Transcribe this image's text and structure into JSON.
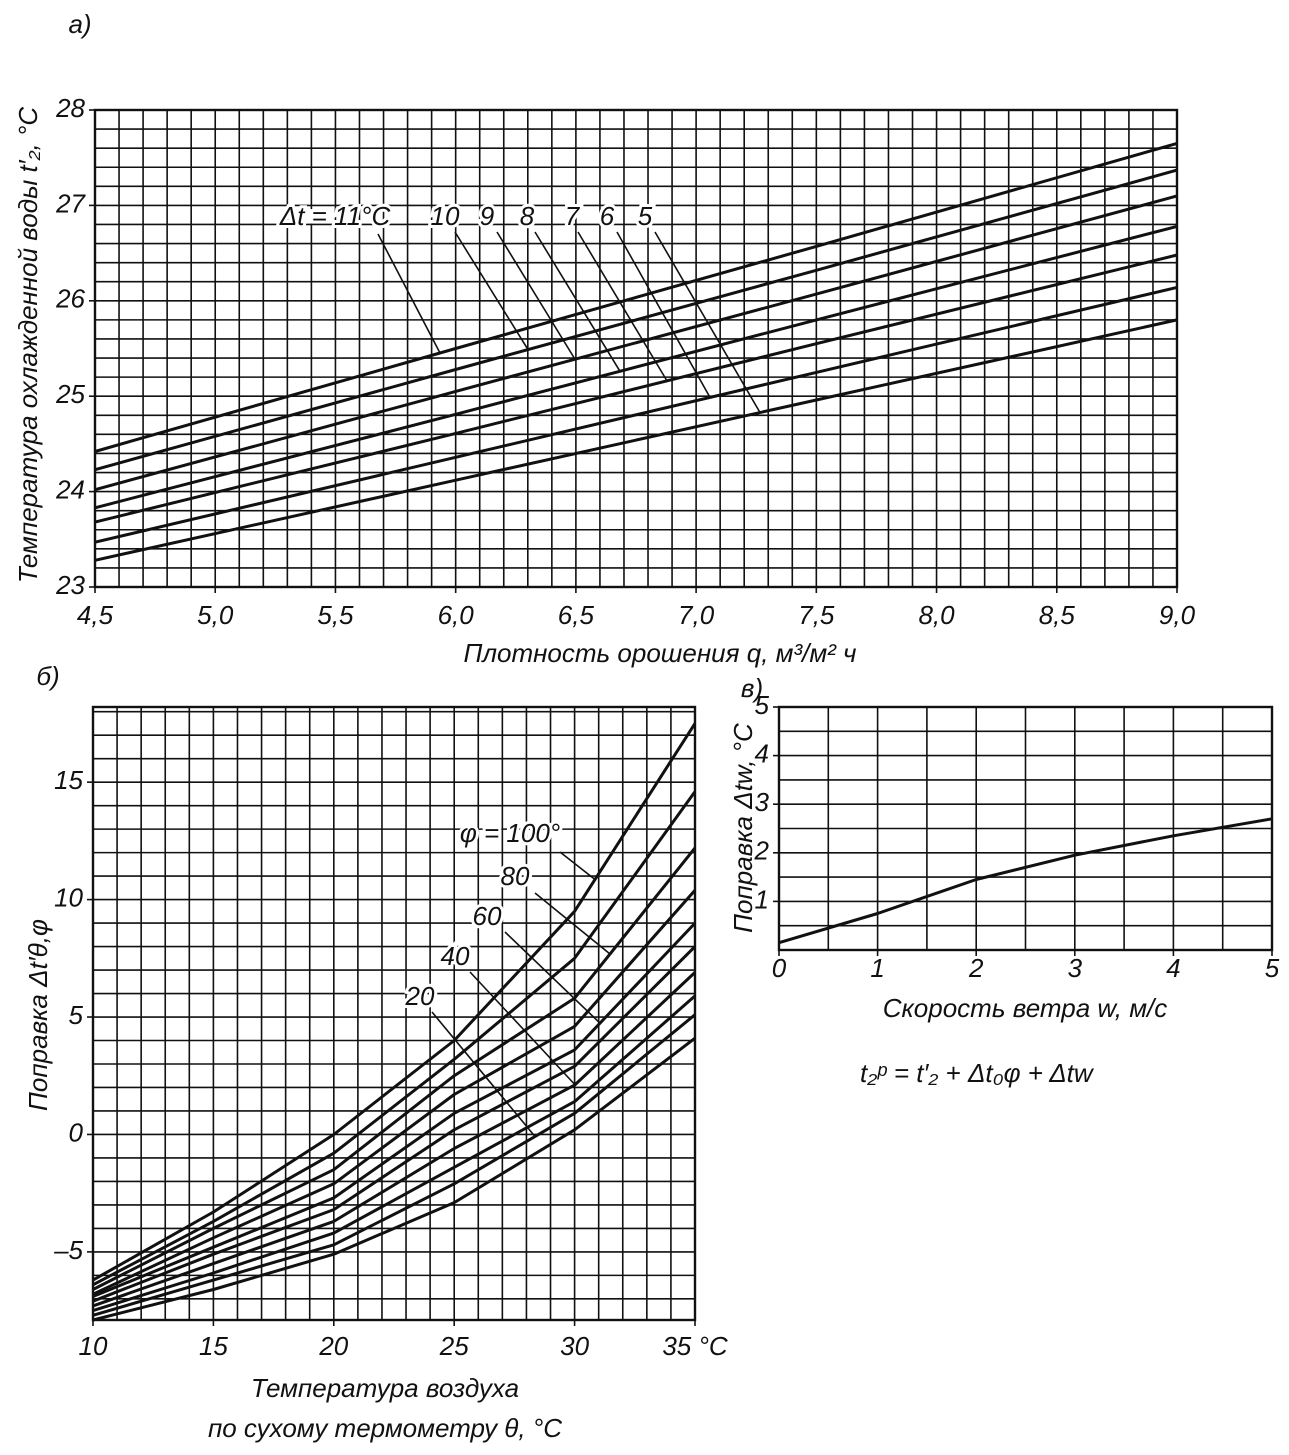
{
  "chart_data": [
    {
      "type": "line",
      "panel_label": "а)",
      "color": "#111",
      "xlabel": "Плотность орошения q, м³/м² ч",
      "ylabel": "Температура охлажденной воды t′₂, °C",
      "x": [
        4.5,
        6.0,
        7.5,
        9.0
      ],
      "series": [
        {
          "name": "Δt = 11°C",
          "values": [
            24.42,
            25.5,
            26.57,
            27.65
          ]
        },
        {
          "name": "10",
          "values": [
            24.23,
            25.28,
            26.32,
            27.37
          ]
        },
        {
          "name": "9",
          "values": [
            24.02,
            25.05,
            26.07,
            27.1
          ]
        },
        {
          "name": "8",
          "values": [
            23.83,
            24.81,
            25.8,
            26.78
          ]
        },
        {
          "name": "7",
          "values": [
            23.68,
            24.61,
            25.55,
            26.48
          ]
        },
        {
          "name": "6",
          "values": [
            23.47,
            24.36,
            25.25,
            26.14
          ]
        },
        {
          "name": "5",
          "values": [
            23.28,
            24.12,
            24.96,
            25.8
          ]
        }
      ],
      "xlim": [
        4.5,
        9.0
      ],
      "ylim": [
        23,
        28
      ],
      "xticks": [
        {
          "value": 4.5,
          "label": "4,5"
        },
        {
          "value": 5.0,
          "label": "5,0"
        },
        {
          "value": 5.5,
          "label": "5,5"
        },
        {
          "value": 6.0,
          "label": "6,0"
        },
        {
          "value": 6.5,
          "label": "6,5"
        },
        {
          "value": 7.0,
          "label": "7,0"
        },
        {
          "value": 7.5,
          "label": "7,5"
        },
        {
          "value": 8.0,
          "label": "8,0"
        },
        {
          "value": 8.5,
          "label": "8,5"
        },
        {
          "value": 9.0,
          "label": "9,0"
        }
      ],
      "yticks": [
        23,
        24,
        25,
        26,
        27,
        28
      ],
      "grid": true,
      "x_minor_step": 0.1,
      "y_minor_step": 0.2
    },
    {
      "type": "line",
      "panel_label": "б)",
      "color": "#111",
      "xlabel": [
        "Температура воздуха",
        "по сухому термометру θ, °C"
      ],
      "ylabel": "Поправка Δt′θ,φ",
      "x": [
        10,
        15,
        20,
        25,
        30,
        35
      ],
      "series": [
        {
          "name": "φ = 100°",
          "values": [
            -6.2,
            -3.3,
            0,
            4.0,
            9.5,
            17.5
          ]
        },
        {
          "values": [
            -6.4,
            -3.7,
            -0.8,
            3.2,
            7.5,
            14.6
          ]
        },
        {
          "name": "80",
          "values": [
            -6.6,
            -4.0,
            -1.5,
            2.5,
            5.8,
            12.2
          ]
        },
        {
          "values": [
            -6.8,
            -4.4,
            -2.1,
            1.7,
            4.6,
            10.4
          ]
        },
        {
          "name": "60",
          "values": [
            -6.9,
            -4.8,
            -2.7,
            0.9,
            3.6,
            9.0
          ]
        },
        {
          "values": [
            -7.1,
            -5.1,
            -3.2,
            0.2,
            2.9,
            8.0
          ]
        },
        {
          "name": "40",
          "values": [
            -7.3,
            -5.5,
            -3.7,
            -0.6,
            2.1,
            6.9
          ]
        },
        {
          "values": [
            -7.5,
            -5.9,
            -4.2,
            -1.4,
            1.4,
            5.9
          ]
        },
        {
          "name": "20",
          "values": [
            -7.7,
            -6.2,
            -4.7,
            -2.1,
            0.9,
            5.1
          ]
        },
        {
          "values": [
            -7.9,
            -6.6,
            -5.1,
            -2.9,
            0.2,
            4.1
          ]
        }
      ],
      "xlim": [
        10,
        35
      ],
      "ylim": [
        -7.9,
        18.2
      ],
      "xticks": [
        10,
        15,
        20,
        25,
        30,
        {
          "value": 35,
          "label": "35 °C"
        }
      ],
      "yticks": [
        {
          "value": -5,
          "label": "–5"
        },
        0,
        5,
        10,
        15
      ],
      "grid": true,
      "x_minor_step": 1,
      "y_minor_step": 1
    },
    {
      "type": "line",
      "panel_label": "в)",
      "color": "#111",
      "xlabel": "Скорость ветра w, м/с",
      "ylabel": "Поправка Δtw, °C",
      "annotation": "t₂ᵖ = t′₂ + Δt₀φ + Δtw",
      "x": [
        0,
        1,
        2,
        3,
        4,
        5
      ],
      "series": [
        {
          "values": [
            0.15,
            0.75,
            1.45,
            1.95,
            2.35,
            2.7
          ]
        }
      ],
      "xlim": [
        0,
        5
      ],
      "ylim": [
        0,
        5
      ],
      "xticks": [
        0,
        1,
        2,
        3,
        4,
        5
      ],
      "yticks": [
        1,
        2,
        3,
        4,
        5
      ],
      "grid": true,
      "x_minor_step": 0.5,
      "y_minor_step": 0.5
    }
  ]
}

#####

What is needed: From the data above, gather every line that includes the word "name".

Written solution:
          "name": "Δt = 11°C",
          "name": "10",
          "name": "9",
          "name": "8",
          "name": "7",
          "name": "6",
          "name": "5",
          "name": "φ = 100°",
          "name": "80",
          "name": "60",
          "name": "40",
          "name": "20",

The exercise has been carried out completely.